_Written task_
Give the number of lines below that contain "this", with no other output.

_Records provided_
╔══
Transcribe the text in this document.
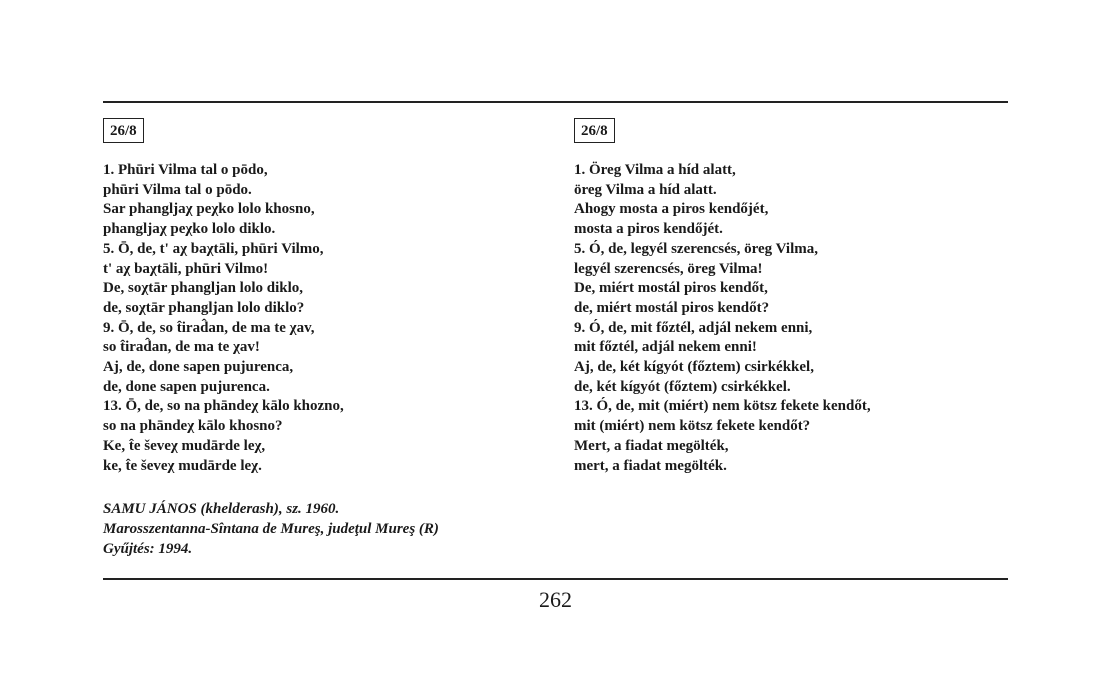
26/8
1. Phūri Vilma tal o pōdo,
phūri Vilma tal o pōdo.
Sar phangljaχ peχko lolo khosno,
phangljaχ peχko lolo diklo.
5. Ō, de, t' aχ baχtāli, phūri Vilmo,
t' aχ baχtāli, phūri Vilmo!
De, soχtār phangljan lolo diklo,
de, soχtār phangljan lolo diklo?
9. Ō, de, so t̂irad̂an, de ma te χav,
so t̂irad̂an, de ma te χav!
Aj, de, done sapen pujurenca,
de, done sapen pujurenca.
13. Ō, de, so na phāndeχ kālo khozno,
so na phāndeχ kālo khosno?
Ke, t̂e ševeχ mudārde leχ,
ke, t̂e ševeχ mudārde leχ.
SAMU JÁNOS (khelderash), sz. 1960.
Marosszentanna-Sîntana de Mureş, judeţul Mureş (R)
Gyűjtés: 1994.
26/8
1. Öreg Vilma a híd alatt,
öreg Vilma a híd alatt.
Ahogy mosta a piros kendőjét,
mosta a piros kendőjét.
5. Ó, de, legyél szerencsés, öreg Vilma,
legyél szerencsés, öreg Vilma!
De, miért mostál piros kendőt,
de, miért mostál piros kendőt?
9. Ó, de, mit főztél, adjál nekem enni,
mit főztél, adjál nekem enni!
Aj, de, két kígyót (főztem) csirkékkel,
de, két kígyót (főztem) csirkékkel.
13. Ó, de, mit (miért) nem kötsz fekete kendőt,
mit (miért) nem kötsz fekete kendőt?
Mert, a fiadat megölték,
mert, a fiadat megölték.
262
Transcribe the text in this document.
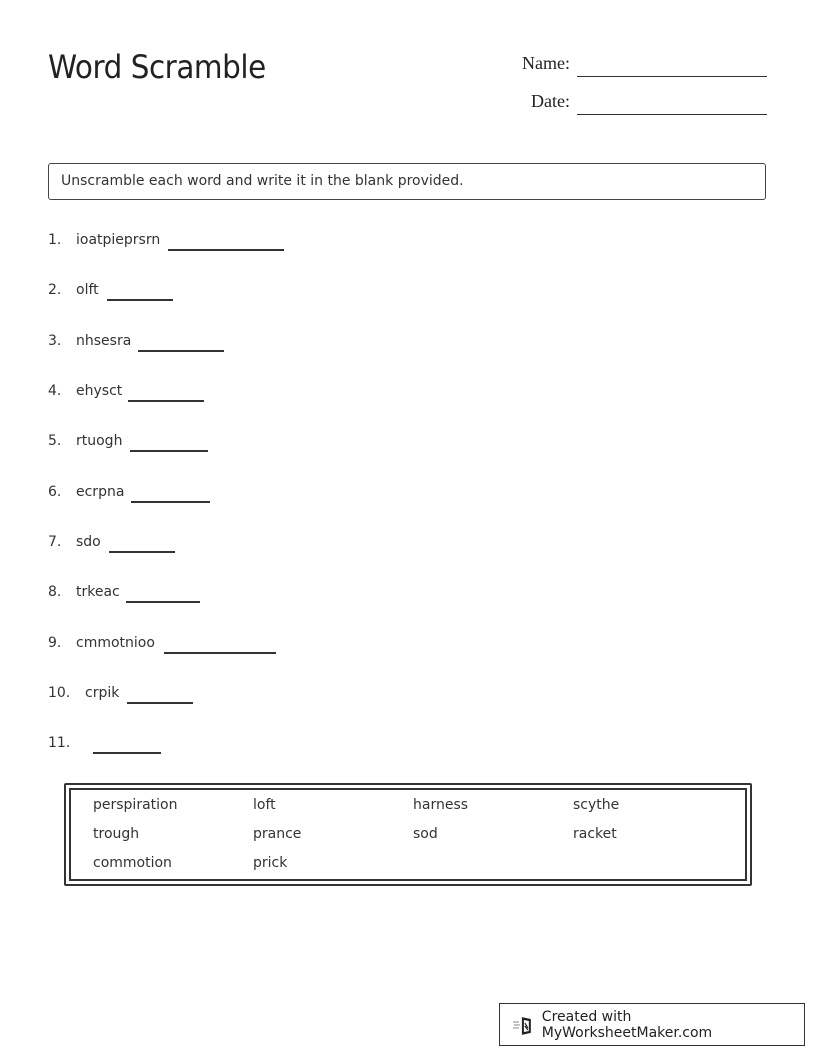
Word Scramble	Name:
Date:
Unscramble each word and write it in the blank provided.
1. ioatpieprsrn
2. olft
3. nhsesra
4. ehysct
5. rtuogh
6. ecrpna
7. sdo
8. trkeac
9. cmmotnioo
10. crpik
11.
perspiration	loft	harness	scythe
trough	prance	sod	racket
commotion	prick
Created with MyWorksheetMaker.com
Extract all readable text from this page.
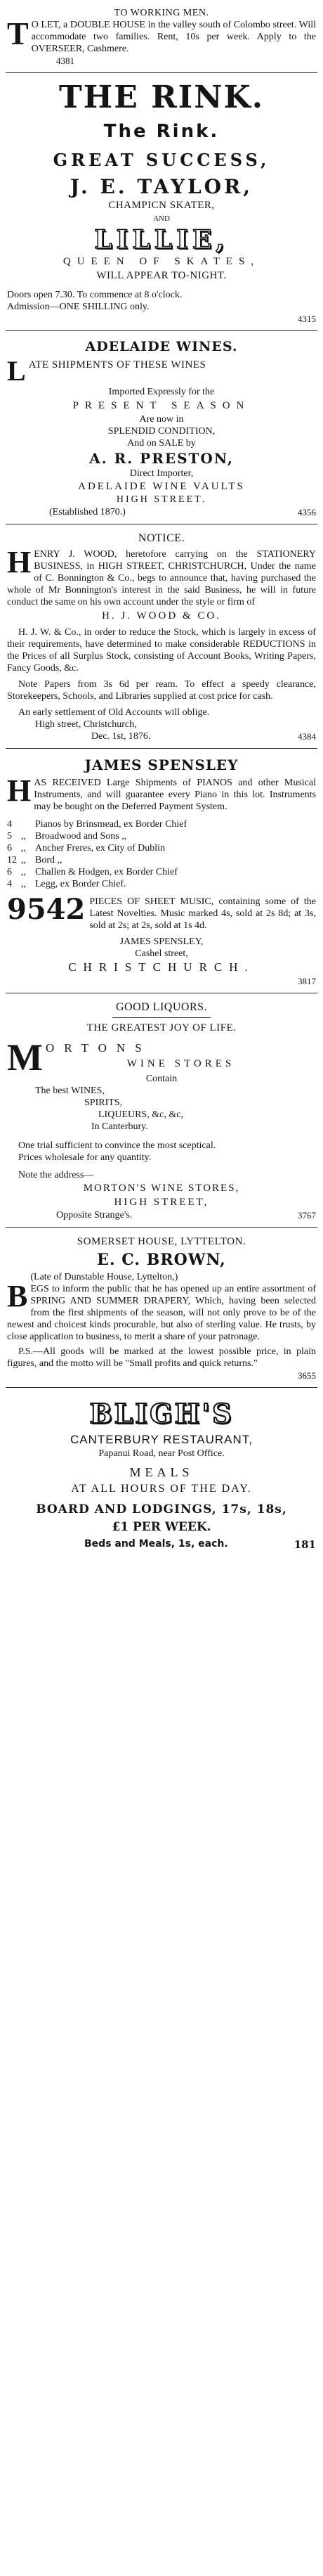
TO WORKING MEN.
T O LET, a DOUBLE HOUSE in the valley south of Colombo street. Will accommodate two families. Rent, 10s per week. Apply to the OVERSEER, Cashmere.
4381
THE RINK.
The Rink.
GREAT SUCCESS,
J. E. TAYLOR,
CHAMPICN SKATER,
AND
LILLIE,
QUEEN OF SKATES,
WILL APPEAR TO-NIGHT.
Doors open 7.30. To commence at 8 o'clock.
Admission—ONE SHILLING only.
4315
ADELAIDE WINES.
L ATE SHIPMENTS OF THESE WINES
Imported Expressly for the
PRESENT SEASON
Are now in
SPLENDID CONDITION,
And on SALE by
A. R. PRESTON,
Direct Importer,
ADELAIDE WINE VAULTS
HIGH STREET.
(Established 1870.)	4356
NOTICE.
H ENRY J. WOOD, heretofore carrying on the STATIONERY BUSINESS, in HIGH STREET, CHRISTCHURCH, Under the name of C. Bonnington & Co., begs to announce that, having purchased the whole of Mr Bonnington's interest in the said Business, he will in future conduct the same on his own account under the style or firm of
H. J. WOOD & CO.
H. J. W. & Co., in order to reduce the Stock, which is largely in excess of their requirements, have determined to make considerable REDUCTIONS in the Prices of all Surplus Stock, consisting of Account Books, Writing Papers, Fancy Goods, &c.
Note Papers from 3s 6d per ream. To effect a speedy clearance, Storekeepers, Schools, and Libraries supplied at cost price for cash.
An early settlement of Old Accounts will oblige.
High street, Christchurch,
Dec. 1st, 1876.	4384
JAMES SPENSLEY
H AS RECEIVED Large Shipments of PIANOS and other Musical Instruments, and will guarantee every Piano in this lot. Instruments may be bought on the Deferred Payment System.
4	Pianos by Brinsmead, ex Border Chief
5 ,, Broadwood and Sons ,,
6 ,, Ancher Freres, ex City of Dublin
12 ,, Bord ,,
6 ,, Challen & Hodgen, ex Border Chief
4 ,, Legg, ex Border Chief.
9542 PIECES OF SHEET MUSIC, containing some of the Latest Novelties. Music marked 4s, sold at 2s 8d; at 3s, sold at 2s; at 2s, sold at 1s 4d.
JAMES SPENSLEY,
Cashel street,
CHRISTCHURCH.
3817
GOOD LIQUORS.
THE GREATEST JOY OF LIFE.
M ORTONS
WINE STORES
Contain
The best WINES,
SPIRITS,
LIQUEURS, &c, &c,
In Canterbury.
One trial sufficient to convince the most sceptical.
Prices wholesale for any quantity.
Note the address—
MORTON'S WINE STORES,
HIGH STREET,
Opposite Strange's.	3767
SOMERSET HOUSE, LYTTELTON.
E. C. BROWN,
B
(Late of Dunstable House, Lyttelton,)
EGS to inform the public that he has opened up an entire assortment of SPRING AND SUMMER DRAPERY, Which, having been selected from the first shipments of the season, will not only prove to be of the newest and choicest kinds procurable, but also of sterling value. He trusts, by close application to business, to merit a share of your patronage.
P.S.—All goods will be marked at the lowest possible price, in plain figures, and the motto will be "Small profits and quick returns."
3655
BLIGH'S
CANTERBURY RESTAURANT,
Papanui Road, near Post Office.
MEALS
AT ALL HOURS OF THE DAY.
BOARD AND LODGINGS, 17s, 18s,
£1 PER WEEK.
Beds and Meals, 1s, each.	181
╚══
_Completed exercise_
4